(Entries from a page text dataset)
Segment Open

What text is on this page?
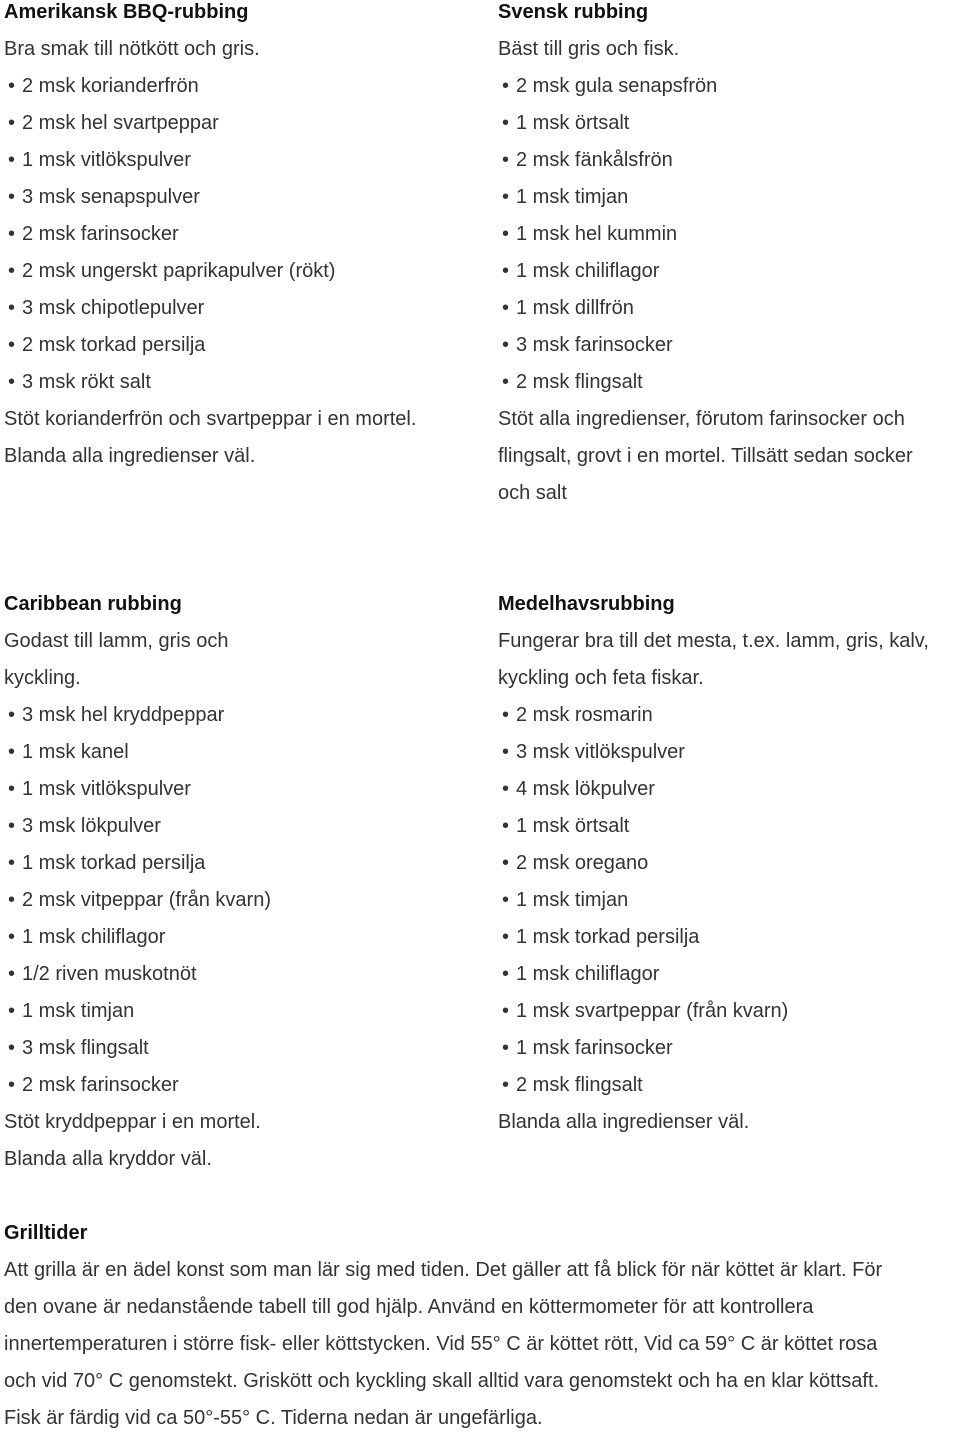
Amerikansk BBQ-rubbing
Bra smak till nötkött och gris.
• 2 msk korianderfrön
• 2 msk hel svartpeppar
• 1 msk vitlökspulver
• 3 msk senapspulver
• 2 msk farinsocker
• 2 msk ungerskt paprikapulver (rökt)
• 3 msk chipotlepulver
• 2 msk torkad persilja
• 3 msk rökt salt
Stöt korianderfrön och svartpeppar i en mortel.
Blanda alla ingredienser väl.
Svensk rubbing
Bäst till gris och fisk.
• 2 msk gula senapsfrön
• 1 msk örtsalt
• 2 msk fänkålsfrön
• 1 msk timjan
• 1 msk hel kummin
• 1 msk chiliflagor
• 1 msk dillfrön
• 3 msk farinsocker
• 2 msk flingsalt
Stöt alla ingredienser, förutom farinsocker och
flingsalt, grovt i en mortel. Tillsätt sedan socker
och salt
Caribbean rubbing
Godast till lamm, gris och
kyckling.
• 3 msk hel kryddpeppar
• 1 msk kanel
• 1 msk vitlökspulver
• 3 msk lökpulver
• 1 msk torkad persilja
• 2 msk vitpeppar (från kvarn)
• 1 msk chiliflagor
• 1/2 riven muskotnöt
• 1 msk timjan
• 3 msk flingsalt
• 2 msk farinsocker
Stöt kryddpeppar i en mortel.
Blanda alla kryddor väl.
Medelhavsrubbing
Fungerar bra till det mesta, t.ex. lamm, gris, kalv,
kyckling och feta fiskar.
• 2 msk rosmarin
• 3 msk vitlökspulver
• 4 msk lökpulver
• 1 msk örtsalt
• 2 msk oregano
• 1 msk timjan
• 1 msk torkad persilja
• 1 msk chiliflagor
• 1 msk svartpeppar (från kvarn)
• 1 msk farinsocker
• 2 msk flingsalt
Blanda alla ingredienser väl.
Grilltider
Att grilla är en ädel konst som man lär sig med tiden. Det gäller att få blick för när köttet är klart. För
den ovane är nedanstående tabell till god hjälp. Använd en köttermometer för att kontrollera
innertemperaturen i större fisk- eller köttstycken. Vid 55° C är köttet rött, Vid ca 59° C är köttet rosa
och vid 70° C genomstekt. Griskött och kyckling skall alltid vara genomstekt och ha en klar köttsaft.
Fisk är färdig vid ca 50°-55° C. Tiderna nedan är ungefärliga.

Segment Closed

- [PROBLEM]: Whenever the word "kryddpeppar" occurs in a line above, copy that line.

- [OUTPUT BELOW]:
• 3 msk hel kryddpeppar
Stöt kryddpeppar i en mortel.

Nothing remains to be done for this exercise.